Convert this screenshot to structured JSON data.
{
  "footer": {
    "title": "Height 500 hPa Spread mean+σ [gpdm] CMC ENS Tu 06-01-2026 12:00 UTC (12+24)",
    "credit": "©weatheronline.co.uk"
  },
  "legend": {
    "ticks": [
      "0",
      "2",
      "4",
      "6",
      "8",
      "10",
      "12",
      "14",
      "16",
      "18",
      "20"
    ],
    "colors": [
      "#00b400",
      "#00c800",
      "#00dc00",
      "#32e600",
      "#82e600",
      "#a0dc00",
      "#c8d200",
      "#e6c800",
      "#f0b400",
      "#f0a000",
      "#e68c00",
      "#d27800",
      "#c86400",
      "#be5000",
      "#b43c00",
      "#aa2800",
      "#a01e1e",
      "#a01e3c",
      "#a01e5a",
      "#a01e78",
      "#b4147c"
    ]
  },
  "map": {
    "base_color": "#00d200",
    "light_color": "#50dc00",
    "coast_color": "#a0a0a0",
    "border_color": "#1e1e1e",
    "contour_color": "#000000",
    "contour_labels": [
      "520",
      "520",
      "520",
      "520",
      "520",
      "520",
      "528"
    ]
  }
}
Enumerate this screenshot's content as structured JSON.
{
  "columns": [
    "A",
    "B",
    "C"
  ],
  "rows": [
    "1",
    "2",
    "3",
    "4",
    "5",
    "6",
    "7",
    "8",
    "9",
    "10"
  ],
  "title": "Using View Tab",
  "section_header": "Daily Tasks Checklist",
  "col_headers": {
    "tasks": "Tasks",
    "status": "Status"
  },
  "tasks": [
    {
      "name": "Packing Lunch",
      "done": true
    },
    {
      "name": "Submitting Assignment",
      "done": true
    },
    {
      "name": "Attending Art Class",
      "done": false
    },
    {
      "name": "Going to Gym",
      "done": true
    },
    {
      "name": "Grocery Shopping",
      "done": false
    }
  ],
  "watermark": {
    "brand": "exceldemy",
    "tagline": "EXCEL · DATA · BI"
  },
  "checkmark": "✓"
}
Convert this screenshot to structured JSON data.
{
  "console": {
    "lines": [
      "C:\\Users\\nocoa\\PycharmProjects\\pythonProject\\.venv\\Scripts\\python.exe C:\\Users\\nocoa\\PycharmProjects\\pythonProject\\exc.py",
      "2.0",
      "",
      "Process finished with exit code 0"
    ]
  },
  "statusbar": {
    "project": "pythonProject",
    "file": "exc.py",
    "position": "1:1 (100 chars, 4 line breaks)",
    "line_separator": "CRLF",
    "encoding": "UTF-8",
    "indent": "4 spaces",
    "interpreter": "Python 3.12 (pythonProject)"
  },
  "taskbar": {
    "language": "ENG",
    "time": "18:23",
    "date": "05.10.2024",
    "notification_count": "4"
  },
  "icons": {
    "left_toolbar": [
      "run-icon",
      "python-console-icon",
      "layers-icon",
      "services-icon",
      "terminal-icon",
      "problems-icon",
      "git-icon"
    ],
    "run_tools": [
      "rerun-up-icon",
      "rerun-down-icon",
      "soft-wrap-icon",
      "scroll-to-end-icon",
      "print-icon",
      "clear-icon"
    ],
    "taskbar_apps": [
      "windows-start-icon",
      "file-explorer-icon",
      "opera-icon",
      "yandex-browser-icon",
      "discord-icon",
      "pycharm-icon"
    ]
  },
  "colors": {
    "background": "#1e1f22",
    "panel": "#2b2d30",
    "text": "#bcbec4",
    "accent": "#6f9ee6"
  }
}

-.-.-

*Short problem*: Write out the whole listing again, exactly as it stands.

*Answer for this exercise*:
Convert this screenshot to structured JSON data.
{
  "footer": {
    "title": "Height 500 hPa Spread mean+σ [gpdm] CMC ENS Tu 06-01-2026 12:00 UTC (12+24)",
    "credit": "©weatheronline.co.uk"
  },
  "legend": {
    "ticks": [
      "0",
      "2",
      "4",
      "6",
      "8",
      "10",
      "12",
      "14",
      "16",
      "18",
      "20"
    ],
    "colors": [
      "#00b400",
      "#00c800",
      "#00dc00",
      "#32e600",
      "#82e600",
      "#a0dc00",
      "#c8d200",
      "#e6c800",
      "#f0b400",
      "#f0a000",
      "#e68c00",
      "#d27800",
      "#c86400",
      "#be5000",
      "#b43c00",
      "#aa2800",
      "#a01e1e",
      "#a01e3c",
      "#a01e5a",
      "#a01e78",
      "#b4147c"
    ]
  },
  "map": {
    "base_color": "#00d200",
    "light_color": "#50dc00",
    "coast_color": "#a0a0a0",
    "border_color": "#1e1e1e",
    "contour_color": "#000000",
    "contour_labels": [
      "520",
      "520",
      "520",
      "520",
      "520",
      "520",
      "528"
    ]
  }
}
Enumerate this screenshot's content as structured JSON.
{
  "columns": [
    "A",
    "B",
    "C"
  ],
  "rows": [
    "1",
    "2",
    "3",
    "4",
    "5",
    "6",
    "7",
    "8",
    "9",
    "10"
  ],
  "title": "Using View Tab",
  "section_header": "Daily Tasks Checklist",
  "col_headers": {
    "tasks": "Tasks",
    "status": "Status"
  },
  "tasks": [
    {
      "name": "Packing Lunch",
      "done": true
    },
    {
      "name": "Submitting Assignment",
      "done": true
    },
    {
      "name": "Attending Art Class",
      "done": false
    },
    {
      "name": "Going to Gym",
      "done": true
    },
    {
      "name": "Grocery Shopping",
      "done": false
    }
  ],
  "watermark": {
    "brand": "exceldemy",
    "tagline": "EXCEL · DATA · BI"
  },
  "checkmark": "✓"
}
Convert this screenshot to structured JSON data.
{
  "console": {
    "lines": [
      "C:\\Users\\nocoa\\PycharmProjects\\pythonProject\\.venv\\Scripts\\python.exe C:\\Users\\nocoa\\PycharmProjects\\pythonProject\\exc.py",
      "2.0",
      "",
      "Process finished with exit code 0"
    ]
  },
  "statusbar": {
    "project": "pythonProject",
    "file": "exc.py",
    "position": "1:1 (100 chars, 4 line breaks)",
    "line_separator": "CRLF",
    "encoding": "UTF-8",
    "indent": "4 spaces",
    "interpreter": "Python 3.12 (pythonProject)"
  },
  "taskbar": {
    "language": "ENG",
    "time": "18:23",
    "date": "05.10.2024",
    "notification_count": "4"
  },
  "icons": {
    "left_toolbar": [
      "run-icon",
      "python-console-icon",
      "layers-icon",
      "services-icon",
      "terminal-icon",
      "problems-icon",
      "git-icon"
    ],
    "run_tools": [
      "rerun-up-icon",
      "rerun-down-icon",
      "soft-wrap-icon",
      "scroll-to-end-icon",
      "print-icon",
      "clear-icon"
    ],
    "taskbar_apps": [
      "windows-start-icon",
      "file-explorer-icon",
      "opera-icon",
      "yandex-browser-icon",
      "discord-icon",
      "pycharm-icon"
    ]
  },
  "colors": {
    "background": "#1e1f22",
    "panel": "#2b2d30",
    "text": "#bcbec4",
    "accent": "#6f9ee6"
  }
}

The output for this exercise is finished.